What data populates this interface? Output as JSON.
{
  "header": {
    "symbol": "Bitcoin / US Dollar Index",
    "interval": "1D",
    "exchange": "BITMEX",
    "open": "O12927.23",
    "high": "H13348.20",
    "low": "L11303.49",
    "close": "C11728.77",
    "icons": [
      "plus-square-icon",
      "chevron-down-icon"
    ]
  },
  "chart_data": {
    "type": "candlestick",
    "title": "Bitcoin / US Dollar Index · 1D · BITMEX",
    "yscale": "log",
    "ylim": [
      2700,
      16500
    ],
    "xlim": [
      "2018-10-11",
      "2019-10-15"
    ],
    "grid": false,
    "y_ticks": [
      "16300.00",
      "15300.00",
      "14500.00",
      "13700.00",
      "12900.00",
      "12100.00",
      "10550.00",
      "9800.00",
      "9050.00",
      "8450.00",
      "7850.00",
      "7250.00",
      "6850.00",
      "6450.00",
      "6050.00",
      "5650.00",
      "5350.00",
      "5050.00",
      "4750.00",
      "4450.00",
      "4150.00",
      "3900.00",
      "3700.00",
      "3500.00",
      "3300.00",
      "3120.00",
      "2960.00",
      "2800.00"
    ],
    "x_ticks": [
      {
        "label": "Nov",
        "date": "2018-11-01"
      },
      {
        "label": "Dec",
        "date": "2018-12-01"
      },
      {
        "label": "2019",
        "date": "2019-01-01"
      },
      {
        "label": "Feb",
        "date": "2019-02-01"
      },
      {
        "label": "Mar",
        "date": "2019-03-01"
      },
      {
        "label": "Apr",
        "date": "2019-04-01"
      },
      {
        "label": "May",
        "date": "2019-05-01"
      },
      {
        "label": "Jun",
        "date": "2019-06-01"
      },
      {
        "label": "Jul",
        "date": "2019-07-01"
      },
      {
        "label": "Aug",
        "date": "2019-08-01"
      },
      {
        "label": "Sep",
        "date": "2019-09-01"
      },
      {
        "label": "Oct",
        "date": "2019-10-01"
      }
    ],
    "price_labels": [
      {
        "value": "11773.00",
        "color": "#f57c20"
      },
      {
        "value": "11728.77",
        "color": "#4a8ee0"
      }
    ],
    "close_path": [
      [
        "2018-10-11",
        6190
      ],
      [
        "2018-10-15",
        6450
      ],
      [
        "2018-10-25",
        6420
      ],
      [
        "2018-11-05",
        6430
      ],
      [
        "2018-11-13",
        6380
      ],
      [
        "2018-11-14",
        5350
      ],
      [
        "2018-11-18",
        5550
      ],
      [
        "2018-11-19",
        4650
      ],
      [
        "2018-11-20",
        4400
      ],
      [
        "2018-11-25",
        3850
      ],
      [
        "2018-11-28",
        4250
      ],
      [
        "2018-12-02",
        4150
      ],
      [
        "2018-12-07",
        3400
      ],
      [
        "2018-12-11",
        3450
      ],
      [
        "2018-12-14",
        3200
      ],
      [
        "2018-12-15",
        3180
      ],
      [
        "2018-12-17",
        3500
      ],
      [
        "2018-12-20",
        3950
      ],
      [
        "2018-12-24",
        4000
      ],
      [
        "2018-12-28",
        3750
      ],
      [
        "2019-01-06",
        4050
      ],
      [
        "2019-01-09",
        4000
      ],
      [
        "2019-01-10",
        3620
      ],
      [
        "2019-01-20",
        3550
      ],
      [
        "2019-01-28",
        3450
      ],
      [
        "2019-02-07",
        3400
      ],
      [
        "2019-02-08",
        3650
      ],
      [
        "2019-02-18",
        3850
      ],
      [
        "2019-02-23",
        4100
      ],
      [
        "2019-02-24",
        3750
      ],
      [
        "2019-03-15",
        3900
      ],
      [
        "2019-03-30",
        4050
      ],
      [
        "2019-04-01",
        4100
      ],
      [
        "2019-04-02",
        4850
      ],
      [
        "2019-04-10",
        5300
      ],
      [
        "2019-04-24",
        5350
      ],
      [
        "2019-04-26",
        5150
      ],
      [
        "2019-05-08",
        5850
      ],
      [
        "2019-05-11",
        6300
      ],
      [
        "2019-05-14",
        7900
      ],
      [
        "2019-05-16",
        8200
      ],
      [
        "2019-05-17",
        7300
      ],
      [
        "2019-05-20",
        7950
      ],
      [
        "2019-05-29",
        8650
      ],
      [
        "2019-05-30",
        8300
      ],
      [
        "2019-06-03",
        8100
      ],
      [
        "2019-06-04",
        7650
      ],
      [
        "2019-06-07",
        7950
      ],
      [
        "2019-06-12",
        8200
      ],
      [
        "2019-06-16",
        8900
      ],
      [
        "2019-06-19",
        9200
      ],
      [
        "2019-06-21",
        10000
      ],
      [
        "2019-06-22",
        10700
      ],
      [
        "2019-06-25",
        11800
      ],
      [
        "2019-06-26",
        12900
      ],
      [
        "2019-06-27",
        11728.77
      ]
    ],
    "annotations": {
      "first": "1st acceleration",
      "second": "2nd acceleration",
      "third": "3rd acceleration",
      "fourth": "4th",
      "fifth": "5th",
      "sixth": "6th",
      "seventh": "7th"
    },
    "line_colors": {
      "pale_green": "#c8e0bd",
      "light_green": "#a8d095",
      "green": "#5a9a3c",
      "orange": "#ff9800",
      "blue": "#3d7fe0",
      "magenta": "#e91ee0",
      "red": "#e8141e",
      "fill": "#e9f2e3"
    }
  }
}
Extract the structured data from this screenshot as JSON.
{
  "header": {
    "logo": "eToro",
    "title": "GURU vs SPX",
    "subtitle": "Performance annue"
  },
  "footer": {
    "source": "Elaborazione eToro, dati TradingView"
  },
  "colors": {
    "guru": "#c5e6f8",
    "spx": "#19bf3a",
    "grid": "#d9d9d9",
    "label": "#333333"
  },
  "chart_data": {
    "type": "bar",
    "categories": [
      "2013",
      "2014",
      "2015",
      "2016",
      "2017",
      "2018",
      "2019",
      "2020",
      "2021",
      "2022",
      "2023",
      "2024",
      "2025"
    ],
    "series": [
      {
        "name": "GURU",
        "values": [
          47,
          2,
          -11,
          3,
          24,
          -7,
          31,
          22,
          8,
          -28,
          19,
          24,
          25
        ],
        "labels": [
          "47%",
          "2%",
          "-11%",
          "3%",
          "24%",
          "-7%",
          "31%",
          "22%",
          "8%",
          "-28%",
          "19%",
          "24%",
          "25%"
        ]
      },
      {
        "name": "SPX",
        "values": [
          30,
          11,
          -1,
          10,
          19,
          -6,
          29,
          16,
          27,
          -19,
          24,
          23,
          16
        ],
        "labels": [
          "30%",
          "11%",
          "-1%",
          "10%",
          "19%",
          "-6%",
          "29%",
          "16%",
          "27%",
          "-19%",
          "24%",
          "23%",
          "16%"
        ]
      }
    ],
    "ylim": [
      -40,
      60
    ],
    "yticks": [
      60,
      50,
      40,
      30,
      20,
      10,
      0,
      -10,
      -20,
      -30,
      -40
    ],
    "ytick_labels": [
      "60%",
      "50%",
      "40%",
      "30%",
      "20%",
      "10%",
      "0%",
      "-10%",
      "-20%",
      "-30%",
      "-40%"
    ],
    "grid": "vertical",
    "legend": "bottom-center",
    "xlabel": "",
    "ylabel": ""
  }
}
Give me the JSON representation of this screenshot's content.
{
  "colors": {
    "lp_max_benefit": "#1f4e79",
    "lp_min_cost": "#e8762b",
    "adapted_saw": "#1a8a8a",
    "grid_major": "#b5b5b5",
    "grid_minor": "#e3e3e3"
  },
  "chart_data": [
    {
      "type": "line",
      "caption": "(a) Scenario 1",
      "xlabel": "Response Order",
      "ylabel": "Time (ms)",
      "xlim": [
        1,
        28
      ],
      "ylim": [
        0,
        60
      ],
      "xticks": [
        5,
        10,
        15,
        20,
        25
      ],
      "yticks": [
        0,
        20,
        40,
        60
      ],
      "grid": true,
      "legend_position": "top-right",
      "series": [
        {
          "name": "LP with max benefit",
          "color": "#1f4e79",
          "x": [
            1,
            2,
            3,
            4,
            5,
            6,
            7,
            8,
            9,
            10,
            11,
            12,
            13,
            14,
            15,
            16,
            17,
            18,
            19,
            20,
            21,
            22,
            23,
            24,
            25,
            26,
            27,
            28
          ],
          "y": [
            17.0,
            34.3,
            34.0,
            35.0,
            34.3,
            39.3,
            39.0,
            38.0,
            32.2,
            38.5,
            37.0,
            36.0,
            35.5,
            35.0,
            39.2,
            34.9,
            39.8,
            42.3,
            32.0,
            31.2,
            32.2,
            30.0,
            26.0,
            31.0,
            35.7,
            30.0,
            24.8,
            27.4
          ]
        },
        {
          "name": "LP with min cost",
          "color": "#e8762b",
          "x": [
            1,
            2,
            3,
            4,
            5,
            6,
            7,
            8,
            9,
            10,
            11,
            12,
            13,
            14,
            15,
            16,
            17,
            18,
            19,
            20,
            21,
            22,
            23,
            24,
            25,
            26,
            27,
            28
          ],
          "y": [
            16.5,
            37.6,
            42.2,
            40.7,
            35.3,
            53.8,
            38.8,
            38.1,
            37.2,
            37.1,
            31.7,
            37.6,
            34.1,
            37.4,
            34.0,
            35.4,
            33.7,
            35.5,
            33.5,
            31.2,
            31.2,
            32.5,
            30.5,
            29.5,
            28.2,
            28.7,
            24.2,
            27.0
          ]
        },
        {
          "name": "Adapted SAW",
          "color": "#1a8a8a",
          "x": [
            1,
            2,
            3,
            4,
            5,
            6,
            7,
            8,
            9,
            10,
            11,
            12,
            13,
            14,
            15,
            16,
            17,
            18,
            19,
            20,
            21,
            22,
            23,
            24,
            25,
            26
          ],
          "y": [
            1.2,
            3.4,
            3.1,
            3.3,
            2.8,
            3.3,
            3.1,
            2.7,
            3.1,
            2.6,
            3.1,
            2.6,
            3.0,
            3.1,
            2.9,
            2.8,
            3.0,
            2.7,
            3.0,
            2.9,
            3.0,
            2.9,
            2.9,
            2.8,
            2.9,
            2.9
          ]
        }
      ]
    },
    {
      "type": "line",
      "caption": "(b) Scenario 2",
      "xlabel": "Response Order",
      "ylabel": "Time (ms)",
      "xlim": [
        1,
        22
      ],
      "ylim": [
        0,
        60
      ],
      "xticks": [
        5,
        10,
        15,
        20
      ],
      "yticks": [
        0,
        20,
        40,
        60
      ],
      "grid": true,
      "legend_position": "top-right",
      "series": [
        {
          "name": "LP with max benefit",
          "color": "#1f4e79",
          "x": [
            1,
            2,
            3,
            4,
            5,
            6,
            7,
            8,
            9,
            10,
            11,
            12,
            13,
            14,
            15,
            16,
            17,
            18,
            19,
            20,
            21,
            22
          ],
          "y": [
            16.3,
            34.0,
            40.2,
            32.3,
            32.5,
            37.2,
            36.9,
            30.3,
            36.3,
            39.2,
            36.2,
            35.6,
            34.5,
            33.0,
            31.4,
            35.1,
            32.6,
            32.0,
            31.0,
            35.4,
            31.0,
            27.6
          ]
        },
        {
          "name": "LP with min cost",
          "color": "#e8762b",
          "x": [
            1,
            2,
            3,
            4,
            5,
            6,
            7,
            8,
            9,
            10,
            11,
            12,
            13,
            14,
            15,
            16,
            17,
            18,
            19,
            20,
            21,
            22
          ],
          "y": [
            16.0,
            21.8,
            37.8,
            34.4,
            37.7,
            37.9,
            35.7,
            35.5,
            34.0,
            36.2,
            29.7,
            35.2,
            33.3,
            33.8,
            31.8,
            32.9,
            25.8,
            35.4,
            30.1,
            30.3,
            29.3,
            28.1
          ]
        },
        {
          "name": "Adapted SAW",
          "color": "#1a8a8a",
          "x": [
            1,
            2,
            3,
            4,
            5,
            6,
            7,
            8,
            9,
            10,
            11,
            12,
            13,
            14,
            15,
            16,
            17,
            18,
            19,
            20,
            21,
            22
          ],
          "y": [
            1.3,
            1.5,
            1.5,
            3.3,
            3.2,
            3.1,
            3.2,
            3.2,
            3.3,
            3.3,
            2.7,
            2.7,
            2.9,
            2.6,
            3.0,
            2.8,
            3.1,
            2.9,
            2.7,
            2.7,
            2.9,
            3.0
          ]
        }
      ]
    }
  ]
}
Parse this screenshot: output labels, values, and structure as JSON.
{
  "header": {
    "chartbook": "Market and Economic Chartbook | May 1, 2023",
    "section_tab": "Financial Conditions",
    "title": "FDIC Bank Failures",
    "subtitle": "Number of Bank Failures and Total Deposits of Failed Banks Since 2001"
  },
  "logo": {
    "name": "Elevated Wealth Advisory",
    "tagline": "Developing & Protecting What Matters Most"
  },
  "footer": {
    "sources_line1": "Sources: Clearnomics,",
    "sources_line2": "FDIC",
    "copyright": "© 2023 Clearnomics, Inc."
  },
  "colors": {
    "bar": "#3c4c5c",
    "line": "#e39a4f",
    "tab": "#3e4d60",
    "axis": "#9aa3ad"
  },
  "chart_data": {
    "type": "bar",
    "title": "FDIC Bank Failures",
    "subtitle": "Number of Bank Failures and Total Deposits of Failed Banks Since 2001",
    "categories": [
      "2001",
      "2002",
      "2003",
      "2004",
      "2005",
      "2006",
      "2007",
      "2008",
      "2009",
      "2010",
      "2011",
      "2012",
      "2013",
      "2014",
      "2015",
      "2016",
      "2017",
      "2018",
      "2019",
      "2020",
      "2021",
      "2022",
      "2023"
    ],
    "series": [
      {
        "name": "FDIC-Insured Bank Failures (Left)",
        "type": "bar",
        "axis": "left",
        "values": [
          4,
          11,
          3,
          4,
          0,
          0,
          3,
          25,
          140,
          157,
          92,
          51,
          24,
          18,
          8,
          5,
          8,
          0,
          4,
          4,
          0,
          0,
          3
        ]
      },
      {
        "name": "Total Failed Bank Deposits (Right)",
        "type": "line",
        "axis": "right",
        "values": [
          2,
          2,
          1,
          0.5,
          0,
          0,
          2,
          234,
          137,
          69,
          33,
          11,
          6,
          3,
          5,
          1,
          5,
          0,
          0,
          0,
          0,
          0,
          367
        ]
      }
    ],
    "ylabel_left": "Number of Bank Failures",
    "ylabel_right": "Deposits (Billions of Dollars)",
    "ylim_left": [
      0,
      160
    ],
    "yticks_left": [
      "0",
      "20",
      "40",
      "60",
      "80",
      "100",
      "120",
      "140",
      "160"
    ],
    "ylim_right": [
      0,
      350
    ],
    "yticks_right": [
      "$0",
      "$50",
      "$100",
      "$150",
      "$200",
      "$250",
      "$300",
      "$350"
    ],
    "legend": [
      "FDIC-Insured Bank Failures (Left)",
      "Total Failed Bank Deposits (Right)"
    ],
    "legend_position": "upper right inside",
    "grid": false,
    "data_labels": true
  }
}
- - -
From the data above, show each line that contains "type".

* _Answer below_
    "type": "candlestick",
    "type": "bar",
      "type": "line",
      "type": "line",
    "type": "bar",
        "type": "bar",
        "type": "line",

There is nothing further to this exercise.